▶ _OBJECTIVE_
Every record must be transcribed in its entirety, apart from the images, which are to be omitted.

▶ _RECORDS SUPPLIED_
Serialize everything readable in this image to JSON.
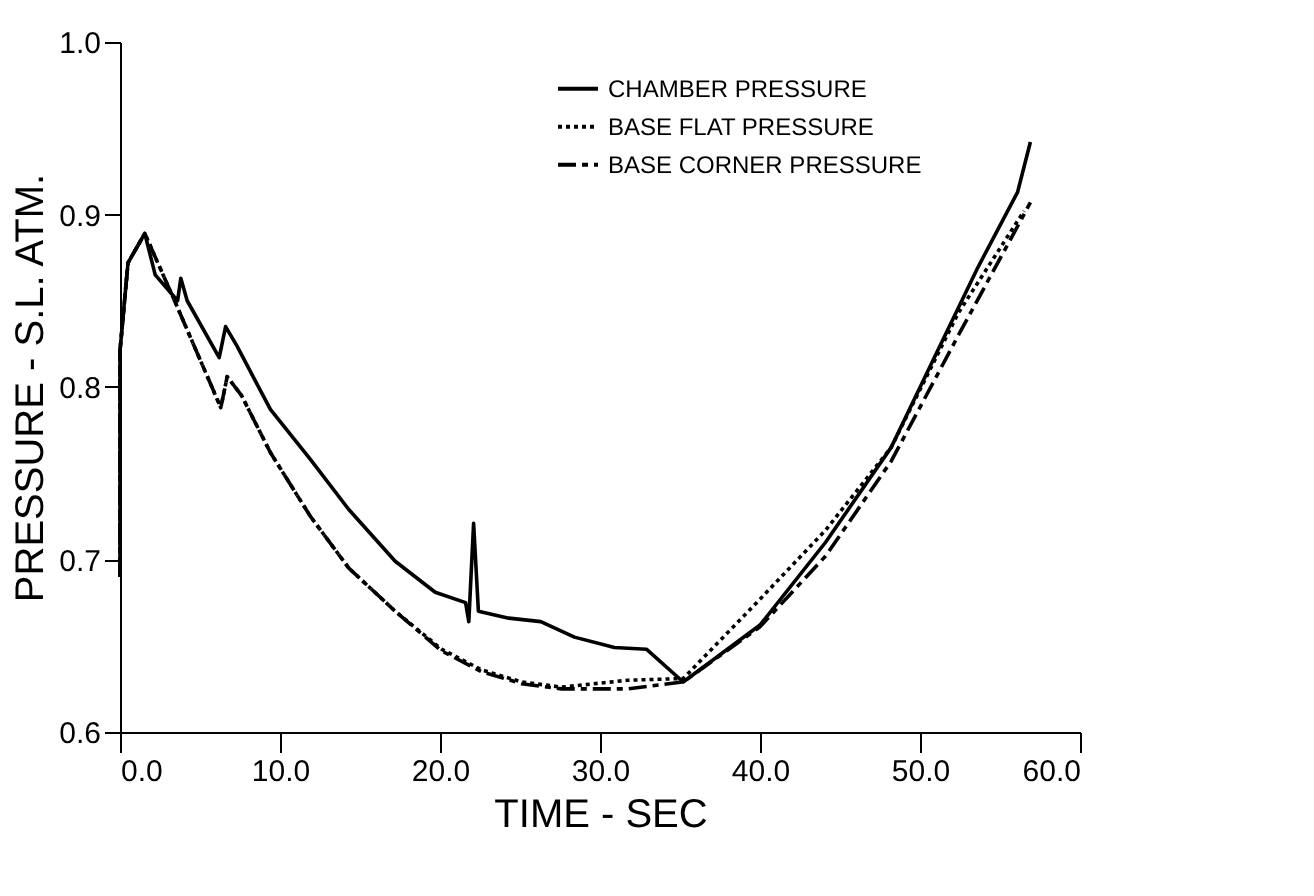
{
  "chart_data": {
    "type": "line",
    "xlabel": "TIME - SEC",
    "ylabel": "PRESSURE - S.L. ATM.",
    "xlim": [
      0,
      60
    ],
    "ylim": [
      0.6,
      1.0
    ],
    "xticks": [
      {
        "value": 0,
        "label": "0.0"
      },
      {
        "value": 10,
        "label": "10.0"
      },
      {
        "value": 20,
        "label": "20.0"
      },
      {
        "value": 30,
        "label": "30.0"
      },
      {
        "value": 40,
        "label": "40.0"
      },
      {
        "value": 50,
        "label": "50.0"
      },
      {
        "value": 60,
        "label": "60.0"
      }
    ],
    "yticks": [
      {
        "value": 0.6,
        "label": "0.6"
      },
      {
        "value": 0.7,
        "label": "0.7"
      },
      {
        "value": 0.8,
        "label": "0.8"
      },
      {
        "value": 0.9,
        "label": "0.9"
      },
      {
        "value": 1.0,
        "label": "1.0"
      }
    ],
    "grid": false,
    "legend": "top right",
    "marker": "none",
    "series": [
      {
        "name": "CHAMBER PRESSURE",
        "color": "#000000",
        "line_style": "solid",
        "x": [
          0,
          0,
          0.5,
          1.55,
          2.2,
          3.6,
          3.8,
          4.2,
          6.2,
          6.6,
          7.3,
          9.4,
          11.9,
          14.3,
          17.2,
          19.7,
          21.6,
          21.8,
          22.1,
          22.4,
          24.3,
          26.3,
          28.4,
          30.9,
          32.9,
          35.2,
          37.1,
          40,
          44.1,
          48.2,
          51.1,
          53.6,
          56.1,
          56.9
        ],
        "values": [
          0.69,
          0.821,
          0.872,
          0.889,
          0.865,
          0.85,
          0.863,
          0.85,
          0.817,
          0.835,
          0.824,
          0.787,
          0.758,
          0.729,
          0.699,
          0.681,
          0.675,
          0.664,
          0.721,
          0.67,
          0.666,
          0.664,
          0.655,
          0.649,
          0.648,
          0.629,
          0.642,
          0.662,
          0.71,
          0.765,
          0.821,
          0.869,
          0.913,
          0.942
        ]
      },
      {
        "name": "BASE FLAT PRESSURE",
        "color": "#000000",
        "line_style": "dotted",
        "x": [
          0,
          0,
          0.5,
          1.55,
          3.6,
          6.3,
          6.7,
          7.6,
          9.4,
          11.9,
          14.3,
          17.2,
          20.1,
          22.6,
          25.1,
          27.6,
          31.7,
          35.2,
          40,
          44.1,
          48.2,
          52.4,
          56.5
        ],
        "values": [
          0.69,
          0.821,
          0.872,
          0.889,
          0.846,
          0.788,
          0.806,
          0.795,
          0.762,
          0.725,
          0.695,
          0.67,
          0.648,
          0.636,
          0.629,
          0.626,
          0.63,
          0.631,
          0.677,
          0.717,
          0.765,
          0.843,
          0.902
        ]
      },
      {
        "name": "BASE CORNER PRESSURE",
        "color": "#000000",
        "line_style": "dashed",
        "x": [
          0,
          0,
          0.5,
          1.55,
          3.6,
          6.3,
          6.7,
          7.6,
          9.4,
          11.9,
          14.3,
          17.2,
          20.1,
          22.6,
          25.1,
          27.6,
          31.7,
          35.2,
          40,
          44.1,
          48.2,
          52.4,
          56.5,
          56.9
        ],
        "values": [
          0.69,
          0.821,
          0.872,
          0.889,
          0.846,
          0.788,
          0.806,
          0.795,
          0.762,
          0.725,
          0.695,
          0.67,
          0.647,
          0.635,
          0.628,
          0.625,
          0.625,
          0.629,
          0.661,
          0.702,
          0.757,
          0.83,
          0.9,
          0.907
        ]
      }
    ]
  }
}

▶ _FINAL RESULT_
Serialize everything readable in this image to JSON.
{
  "chart_data": {
    "type": "line",
    "xlabel": "TIME - SEC",
    "ylabel": "PRESSURE - S.L. ATM.",
    "xlim": [
      0,
      60
    ],
    "ylim": [
      0.6,
      1.0
    ],
    "xticks": [
      {
        "value": 0,
        "label": "0.0"
      },
      {
        "value": 10,
        "label": "10.0"
      },
      {
        "value": 20,
        "label": "20.0"
      },
      {
        "value": 30,
        "label": "30.0"
      },
      {
        "value": 40,
        "label": "40.0"
      },
      {
        "value": 50,
        "label": "50.0"
      },
      {
        "value": 60,
        "label": "60.0"
      }
    ],
    "yticks": [
      {
        "value": 0.6,
        "label": "0.6"
      },
      {
        "value": 0.7,
        "label": "0.7"
      },
      {
        "value": 0.8,
        "label": "0.8"
      },
      {
        "value": 0.9,
        "label": "0.9"
      },
      {
        "value": 1.0,
        "label": "1.0"
      }
    ],
    "grid": false,
    "legend": "top right",
    "marker": "none",
    "series": [
      {
        "name": "CHAMBER PRESSURE",
        "color": "#000000",
        "line_style": "solid",
        "x": [
          0,
          0,
          0.5,
          1.55,
          2.2,
          3.6,
          3.8,
          4.2,
          6.2,
          6.6,
          7.3,
          9.4,
          11.9,
          14.3,
          17.2,
          19.7,
          21.6,
          21.8,
          22.1,
          22.4,
          24.3,
          26.3,
          28.4,
          30.9,
          32.9,
          35.2,
          37.1,
          40,
          44.1,
          48.2,
          51.1,
          53.6,
          56.1,
          56.9
        ],
        "values": [
          0.69,
          0.821,
          0.872,
          0.889,
          0.865,
          0.85,
          0.863,
          0.85,
          0.817,
          0.835,
          0.824,
          0.787,
          0.758,
          0.729,
          0.699,
          0.681,
          0.675,
          0.664,
          0.721,
          0.67,
          0.666,
          0.664,
          0.655,
          0.649,
          0.648,
          0.629,
          0.642,
          0.662,
          0.71,
          0.765,
          0.821,
          0.869,
          0.913,
          0.942
        ]
      },
      {
        "name": "BASE FLAT PRESSURE",
        "color": "#000000",
        "line_style": "dotted",
        "x": [
          0,
          0,
          0.5,
          1.55,
          3.6,
          6.3,
          6.7,
          7.6,
          9.4,
          11.9,
          14.3,
          17.2,
          20.1,
          22.6,
          25.1,
          27.6,
          31.7,
          35.2,
          40,
          44.1,
          48.2,
          52.4,
          56.5
        ],
        "values": [
          0.69,
          0.821,
          0.872,
          0.889,
          0.846,
          0.788,
          0.806,
          0.795,
          0.762,
          0.725,
          0.695,
          0.67,
          0.648,
          0.636,
          0.629,
          0.626,
          0.63,
          0.631,
          0.677,
          0.717,
          0.765,
          0.843,
          0.902
        ]
      },
      {
        "name": "BASE CORNER PRESSURE",
        "color": "#000000",
        "line_style": "dashed",
        "x": [
          0,
          0,
          0.5,
          1.55,
          3.6,
          6.3,
          6.7,
          7.6,
          9.4,
          11.9,
          14.3,
          17.2,
          20.1,
          22.6,
          25.1,
          27.6,
          31.7,
          35.2,
          40,
          44.1,
          48.2,
          52.4,
          56.5,
          56.9
        ],
        "values": [
          0.69,
          0.821,
          0.872,
          0.889,
          0.846,
          0.788,
          0.806,
          0.795,
          0.762,
          0.725,
          0.695,
          0.67,
          0.647,
          0.635,
          0.628,
          0.625,
          0.625,
          0.629,
          0.661,
          0.702,
          0.757,
          0.83,
          0.9,
          0.907
        ]
      }
    ]
  }
}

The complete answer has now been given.